* [EXERCISE DIRECTIONS] The line containing "Parse this screenshot: output" marks where to begin; quote it and every line after it through the end of the data, exactly as written.

_ _ _ _ _

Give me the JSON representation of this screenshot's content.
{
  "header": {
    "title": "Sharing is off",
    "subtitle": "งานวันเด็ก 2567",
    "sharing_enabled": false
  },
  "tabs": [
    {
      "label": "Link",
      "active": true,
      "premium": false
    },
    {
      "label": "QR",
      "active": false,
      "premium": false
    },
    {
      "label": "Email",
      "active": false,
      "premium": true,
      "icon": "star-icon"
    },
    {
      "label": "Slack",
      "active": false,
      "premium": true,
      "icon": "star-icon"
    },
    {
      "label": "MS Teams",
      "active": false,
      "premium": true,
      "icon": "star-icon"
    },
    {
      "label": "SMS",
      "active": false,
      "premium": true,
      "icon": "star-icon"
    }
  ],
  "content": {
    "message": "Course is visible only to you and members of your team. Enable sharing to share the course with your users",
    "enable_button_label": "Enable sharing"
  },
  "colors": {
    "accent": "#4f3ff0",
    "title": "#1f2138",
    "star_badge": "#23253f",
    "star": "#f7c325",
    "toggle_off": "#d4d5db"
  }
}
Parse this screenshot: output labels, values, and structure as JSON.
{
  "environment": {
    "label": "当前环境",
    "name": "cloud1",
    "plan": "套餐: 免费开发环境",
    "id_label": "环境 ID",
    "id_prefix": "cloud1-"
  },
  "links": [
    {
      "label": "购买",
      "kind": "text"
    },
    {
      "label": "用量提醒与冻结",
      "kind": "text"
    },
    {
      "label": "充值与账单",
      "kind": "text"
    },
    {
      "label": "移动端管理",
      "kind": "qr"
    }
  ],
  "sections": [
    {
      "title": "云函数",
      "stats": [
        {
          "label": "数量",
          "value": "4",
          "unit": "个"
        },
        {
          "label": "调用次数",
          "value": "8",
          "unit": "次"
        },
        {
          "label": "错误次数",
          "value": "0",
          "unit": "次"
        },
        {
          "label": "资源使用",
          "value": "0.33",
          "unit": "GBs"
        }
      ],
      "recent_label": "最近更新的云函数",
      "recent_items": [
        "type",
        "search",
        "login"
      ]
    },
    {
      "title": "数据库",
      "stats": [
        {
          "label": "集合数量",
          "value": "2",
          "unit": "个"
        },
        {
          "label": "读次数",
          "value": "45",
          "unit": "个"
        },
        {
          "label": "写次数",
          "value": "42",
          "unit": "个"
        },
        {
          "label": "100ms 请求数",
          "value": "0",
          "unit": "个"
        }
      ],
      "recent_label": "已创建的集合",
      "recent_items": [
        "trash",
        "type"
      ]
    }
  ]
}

_ _ _ _ _

* [ANSWER]
Parse this screenshot: output labels, values, and structure as JSON.
{
  "environment": {
    "label": "当前环境",
    "name": "cloud1",
    "plan": "套餐: 免费开发环境",
    "id_label": "环境 ID",
    "id_prefix": "cloud1-"
  },
  "links": [
    {
      "label": "购买",
      "kind": "text"
    },
    {
      "label": "用量提醒与冻结",
      "kind": "text"
    },
    {
      "label": "充值与账单",
      "kind": "text"
    },
    {
      "label": "移动端管理",
      "kind": "qr"
    }
  ],
  "sections": [
    {
      "title": "云函数",
      "stats": [
        {
          "label": "数量",
          "value": "4",
          "unit": "个"
        },
        {
          "label": "调用次数",
          "value": "8",
          "unit": "次"
        },
        {
          "label": "错误次数",
          "value": "0",
          "unit": "次"
        },
        {
          "label": "资源使用",
          "value": "0.33",
          "unit": "GBs"
        }
      ],
      "recent_label": "最近更新的云函数",
      "recent_items": [
        "type",
        "search",
        "login"
      ]
    },
    {
      "title": "数据库",
      "stats": [
        {
          "label": "集合数量",
          "value": "2",
          "unit": "个"
        },
        {
          "label": "读次数",
          "value": "45",
          "unit": "个"
        },
        {
          "label": "写次数",
          "value": "42",
          "unit": "个"
        },
        {
          "label": "100ms 请求数",
          "value": "0",
          "unit": "个"
        }
      ],
      "recent_label": "已创建的集合",
      "recent_items": [
        "trash",
        "type"
      ]
    }
  ]
}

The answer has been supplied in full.